___ Material for this task

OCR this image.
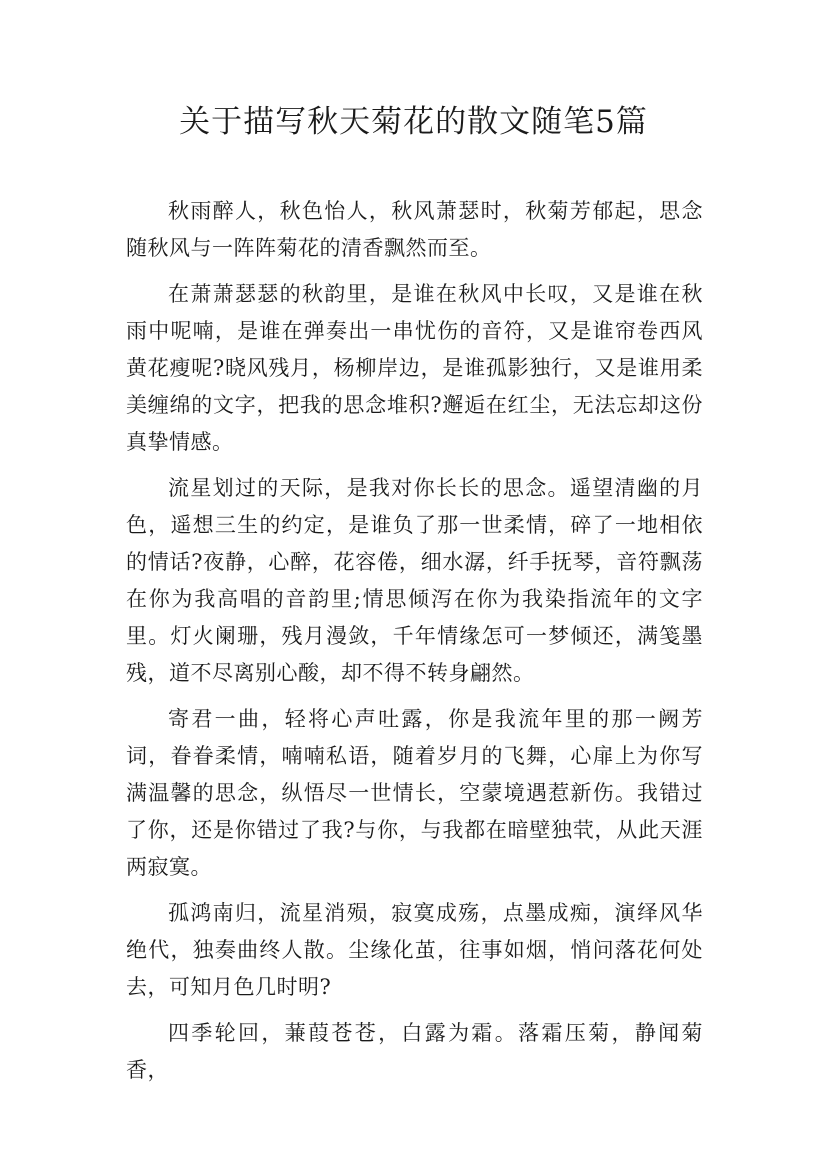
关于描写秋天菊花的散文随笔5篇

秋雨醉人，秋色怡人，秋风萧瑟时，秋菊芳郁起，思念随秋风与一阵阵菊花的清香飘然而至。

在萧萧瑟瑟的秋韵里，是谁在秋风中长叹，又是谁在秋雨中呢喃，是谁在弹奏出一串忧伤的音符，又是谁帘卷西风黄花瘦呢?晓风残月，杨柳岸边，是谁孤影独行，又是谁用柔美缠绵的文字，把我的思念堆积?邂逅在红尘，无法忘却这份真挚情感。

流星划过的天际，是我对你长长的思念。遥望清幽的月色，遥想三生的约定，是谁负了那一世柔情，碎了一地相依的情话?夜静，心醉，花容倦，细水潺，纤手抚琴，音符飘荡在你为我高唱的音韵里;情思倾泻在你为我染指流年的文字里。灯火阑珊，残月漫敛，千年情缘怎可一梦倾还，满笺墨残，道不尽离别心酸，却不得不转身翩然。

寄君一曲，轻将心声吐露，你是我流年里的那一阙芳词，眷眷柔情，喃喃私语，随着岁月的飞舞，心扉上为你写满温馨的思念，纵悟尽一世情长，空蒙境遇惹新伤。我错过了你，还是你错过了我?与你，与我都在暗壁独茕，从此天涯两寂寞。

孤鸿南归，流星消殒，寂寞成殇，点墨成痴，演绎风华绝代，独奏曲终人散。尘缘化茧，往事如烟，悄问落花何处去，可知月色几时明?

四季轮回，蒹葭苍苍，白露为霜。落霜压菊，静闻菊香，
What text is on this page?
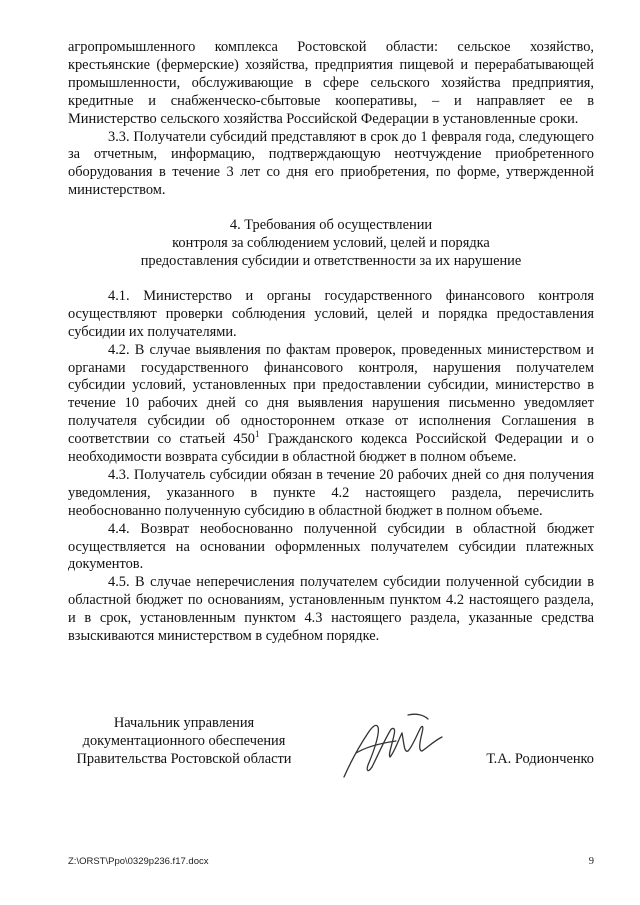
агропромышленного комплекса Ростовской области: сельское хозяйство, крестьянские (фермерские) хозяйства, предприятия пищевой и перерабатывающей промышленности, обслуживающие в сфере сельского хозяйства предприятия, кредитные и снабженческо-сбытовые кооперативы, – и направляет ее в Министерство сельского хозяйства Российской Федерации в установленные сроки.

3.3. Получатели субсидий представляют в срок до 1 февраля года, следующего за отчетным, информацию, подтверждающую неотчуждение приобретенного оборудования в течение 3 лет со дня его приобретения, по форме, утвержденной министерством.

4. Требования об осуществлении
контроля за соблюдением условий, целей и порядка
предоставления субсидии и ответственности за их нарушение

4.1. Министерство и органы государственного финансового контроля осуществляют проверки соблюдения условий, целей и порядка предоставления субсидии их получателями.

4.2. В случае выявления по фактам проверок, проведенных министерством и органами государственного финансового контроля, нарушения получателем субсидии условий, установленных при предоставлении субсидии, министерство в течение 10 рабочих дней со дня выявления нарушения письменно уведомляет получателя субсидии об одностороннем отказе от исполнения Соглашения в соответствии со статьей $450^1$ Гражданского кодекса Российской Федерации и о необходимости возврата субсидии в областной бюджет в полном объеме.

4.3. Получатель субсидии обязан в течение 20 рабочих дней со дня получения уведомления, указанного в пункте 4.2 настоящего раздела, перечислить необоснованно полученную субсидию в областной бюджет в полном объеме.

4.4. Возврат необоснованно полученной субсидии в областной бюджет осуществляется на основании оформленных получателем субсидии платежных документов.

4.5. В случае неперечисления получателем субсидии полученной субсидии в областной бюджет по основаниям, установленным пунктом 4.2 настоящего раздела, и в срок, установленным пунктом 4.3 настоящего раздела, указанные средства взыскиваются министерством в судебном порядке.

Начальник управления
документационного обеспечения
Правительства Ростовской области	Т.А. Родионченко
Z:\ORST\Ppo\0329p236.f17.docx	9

______

Your objective -
Give every line back word for word and leave the pictures out.

The answer -
OCR this image.
关于描写秋天菊花的散文随笔5篇

秋雨醉人，秋色怡人，秋风萧瑟时，秋菊芳郁起，思念随秋风与一阵阵菊花的清香飘然而至。

在萧萧瑟瑟的秋韵里，是谁在秋风中长叹，又是谁在秋雨中呢喃，是谁在弹奏出一串忧伤的音符，又是谁帘卷西风黄花瘦呢?晓风残月，杨柳岸边，是谁孤影独行，又是谁用柔美缠绵的文字，把我的思念堆积?邂逅在红尘，无法忘却这份真挚情感。

流星划过的天际，是我对你长长的思念。遥望清幽的月色，遥想三生的约定，是谁负了那一世柔情，碎了一地相依的情话?夜静，心醉，花容倦，细水潺，纤手抚琴，音符飘荡在你为我高唱的音韵里;情思倾泻在你为我染指流年的文字里。灯火阑珊，残月漫敛，千年情缘怎可一梦倾还，满笺墨残，道不尽离别心酸，却不得不转身翩然。

寄君一曲，轻将心声吐露，你是我流年里的那一阙芳词，眷眷柔情，喃喃私语，随着岁月的飞舞，心扉上为你写满温馨的思念，纵悟尽一世情长，空蒙境遇惹新伤。我错过了你，还是你错过了我?与你，与我都在暗壁独茕，从此天涯两寂寞。

孤鸿南归，流星消殒，寂寞成殇，点墨成痴，演绎风华绝代，独奏曲终人散。尘缘化茧，往事如烟，悄问落花何处去，可知月色几时明?

四季轮回，蒹葭苍苍，白露为霜。落霜压菊，静闻菊香，
What text is on this page?
агропромышленного комплекса Ростовской области: сельское хозяйство, крестьянские (фермерские) хозяйства, предприятия пищевой и перерабатывающей промышленности, обслуживающие в сфере сельского хозяйства предприятия, кредитные и снабженческо-сбытовые кооперативы, – и направляет ее в Министерство сельского хозяйства Российской Федерации в установленные сроки.

3.3. Получатели субсидий представляют в срок до 1 февраля года, следующего за отчетным, информацию, подтверждающую неотчуждение приобретенного оборудования в течение 3 лет со дня его приобретения, по форме, утвержденной министерством.

4. Требования об осуществлении
контроля за соблюдением условий, целей и порядка
предоставления субсидии и ответственности за их нарушение

4.1. Министерство и органы государственного финансового контроля осуществляют проверки соблюдения условий, целей и порядка предоставления субсидии их получателями.

4.2. В случае выявления по фактам проверок, проведенных министерством и органами государственного финансового контроля, нарушения получателем субсидии условий, установленных при предоставлении субсидии, министерство в течение 10 рабочих дней со дня выявления нарушения письменно уведомляет получателя субсидии об одностороннем отказе от исполнения Соглашения в соответствии со статьей $450^1$ Гражданского кодекса Российской Федерации и о необходимости возврата субсидии в областной бюджет в полном объеме.

4.3. Получатель субсидии обязан в течение 20 рабочих дней со дня получения уведомления, указанного в пункте 4.2 настоящего раздела, перечислить необоснованно полученную субсидию в областной бюджет в полном объеме.

4.4. Возврат необоснованно полученной субсидии в областной бюджет осуществляется на основании оформленных получателем субсидии платежных документов.

4.5. В случае неперечисления получателем субсидии полученной субсидии в областной бюджет по основаниям, установленным пунктом 4.2 настоящего раздела, и в срок, установленным пунктом 4.3 настоящего раздела, указанные средства взыскиваются министерством в судебном порядке.

Начальник управления
документационного обеспечения
Правительства Ростовской области	Т.А. Родионченко
Z:\ORST\Ppo\0329p236.f17.docx	9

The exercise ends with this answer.